Extracted material:

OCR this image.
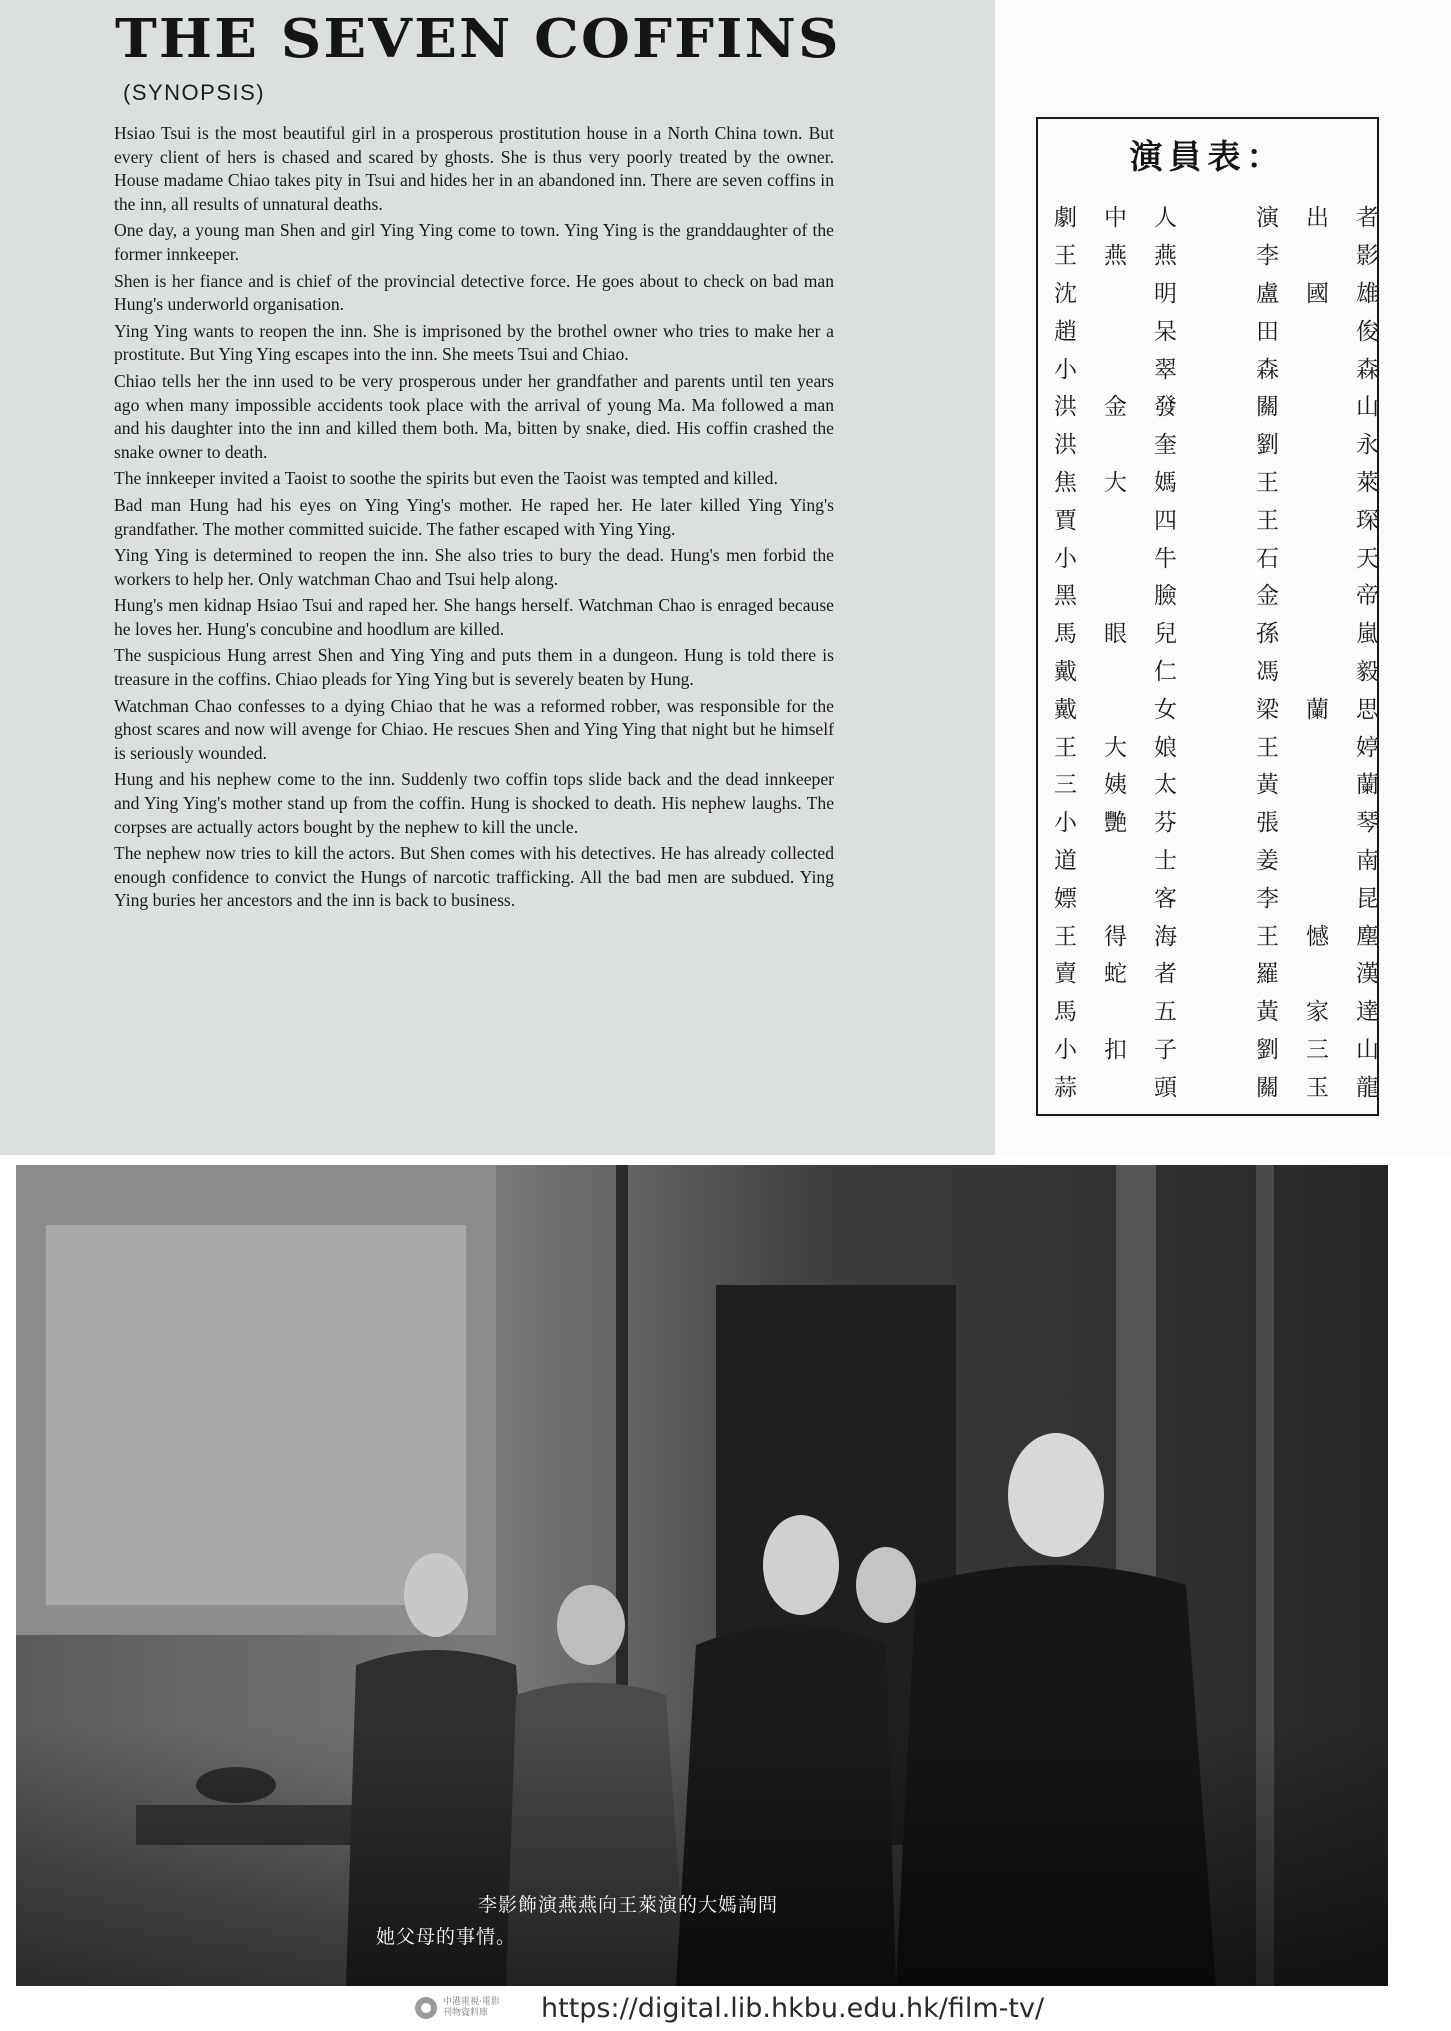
THE SEVEN COFFINS
(SYNOPSIS)

Hsiao Tsui is the most beautiful girl in a prosperous prostitution house in a North China town. But every client of hers is chased and scared by ghosts. She is thus very poorly treated by the owner. House madame Chiao takes pity in Tsui and hides her in an abandoned inn. There are seven coffins in the inn, all results of unnatural deaths.

One day, a young man Shen and girl Ying Ying come to town. Ying Ying is the granddaughter of the former innkeeper.

Shen is her fiance and is chief of the provincial detective force. He goes about to check on bad man Hung's underworld organisation.

Ying Ying wants to reopen the inn. She is imprisoned by the brothel owner who tries to make her a prostitute. But Ying Ying escapes into the inn. She meets Tsui and Chiao.

Chiao tells her the inn used to be very prosperous under her grandfather and parents until ten years ago when many impossible accidents took place with the arrival of young Ma. Ma followed a man and his daughter into the inn and killed them both. Ma, bitten by snake, died. His coffin crashed the snake owner to death.

The innkeeper invited a Taoist to soothe the spirits but even the Taoist was tempted and killed.

Bad man Hung had his eyes on Ying Ying's mother. He raped her. He later killed Ying Ying's grandfather. The mother committed suicide. The father escaped with Ying Ying.

Ying Ying is determined to reopen the inn. She also tries to bury the dead. Hung's men forbid the workers to help her. Only watchman Chao and Tsui help along.

Hung's men kidnap Hsiao Tsui and raped her. She hangs herself. Watchman Chao is enraged because he loves her. Hung's concubine and hoodlum are killed.

The suspicious Hung arrest Shen and Ying Ying and puts them in a dungeon. Hung is told there is treasure in the coffins. Chiao pleads for Ying Ying but is severely beaten by Hung.

Watchman Chao confesses to a dying Chiao that he was a reformed robber, was responsible for the ghost scares and now will avenge for Chiao. He rescues Shen and Ying Ying that night but he himself is seriously wounded.

Hung and his nephew come to the inn. Suddenly two coffin tops slide back and the dead innkeeper and Ying Ying's mother stand up from the coffin. Hung is shocked to death. His nephew laughs. The corpses are actually actors bought by the nephew to kill the uncle.

The nephew now tries to kill the actors. But Shen comes with his detectives. He has already collected enough confidence to convict the Hungs of narcotic trafficking. All the bad men are subdued. Ying Ying buries her ancestors and the inn is back to business.

演員表：
劇中人 演出者
王燕燕 李　影
沈　明 盧國雄
趙　呆 田　俊
小　翠 森　森
洪金發 關　山
洪　奎 劉　永
焦大媽 王　萊
賈　四 王　琛
小　牛 石　天
黑　臉 金　帝
馬眼兒 孫　嵐
戴　仁 馮　毅
戴　女 梁蘭思
王大娘 王　婷
三姨太 黃　蘭
小艷芬 張　琴
道　士 姜　南
嫖　客 李　昆
王得海 王憾塵
賣蛇者 羅　漢
馬　五 黃家達
小扣子 劉三山
蒜　頭 關玉龍
李影飾演燕燕向王萊演的大媽詢問
她父母的事情。
中港電視‧電影
刊物資料庫	https://digital.lib.hkbu.edu.hk/film-tv/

Exercise: How many lines in the records above hold the word "raped"? Give only the number.

Solution for this task: 2